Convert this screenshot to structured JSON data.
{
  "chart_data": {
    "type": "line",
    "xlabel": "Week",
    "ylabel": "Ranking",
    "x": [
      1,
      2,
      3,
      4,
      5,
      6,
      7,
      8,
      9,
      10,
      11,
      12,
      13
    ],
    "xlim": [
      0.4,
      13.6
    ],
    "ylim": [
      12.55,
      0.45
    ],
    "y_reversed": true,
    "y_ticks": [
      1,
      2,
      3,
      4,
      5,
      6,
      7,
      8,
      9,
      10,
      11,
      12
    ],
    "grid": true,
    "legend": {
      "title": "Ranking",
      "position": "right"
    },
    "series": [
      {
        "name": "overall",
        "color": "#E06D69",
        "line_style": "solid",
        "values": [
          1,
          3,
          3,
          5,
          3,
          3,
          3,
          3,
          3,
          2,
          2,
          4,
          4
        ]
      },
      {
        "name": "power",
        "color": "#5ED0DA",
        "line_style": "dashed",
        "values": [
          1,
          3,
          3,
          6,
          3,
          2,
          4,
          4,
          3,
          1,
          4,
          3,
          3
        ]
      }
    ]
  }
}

Exercise task:
Extract all lines as given.

Result:
Convert this screenshot to structured JSON data.
{
  "chart_data": {
    "type": "line",
    "xlabel": "Week",
    "ylabel": "Ranking",
    "x": [
      1,
      2,
      3,
      4,
      5,
      6,
      7,
      8,
      9,
      10,
      11,
      12,
      13
    ],
    "xlim": [
      0.4,
      13.6
    ],
    "ylim": [
      12.55,
      0.45
    ],
    "y_reversed": true,
    "y_ticks": [
      1,
      2,
      3,
      4,
      5,
      6,
      7,
      8,
      9,
      10,
      11,
      12
    ],
    "grid": true,
    "legend": {
      "title": "Ranking",
      "position": "right"
    },
    "series": [
      {
        "name": "overall",
        "color": "#E06D69",
        "line_style": "solid",
        "values": [
          1,
          3,
          3,
          5,
          3,
          3,
          3,
          3,
          3,
          2,
          2,
          4,
          4
        ]
      },
      {
        "name": "power",
        "color": "#5ED0DA",
        "line_style": "dashed",
        "values": [
          1,
          3,
          3,
          6,
          3,
          2,
          4,
          4,
          3,
          1,
          4,
          3,
          3
        ]
      }
    ]
  }
}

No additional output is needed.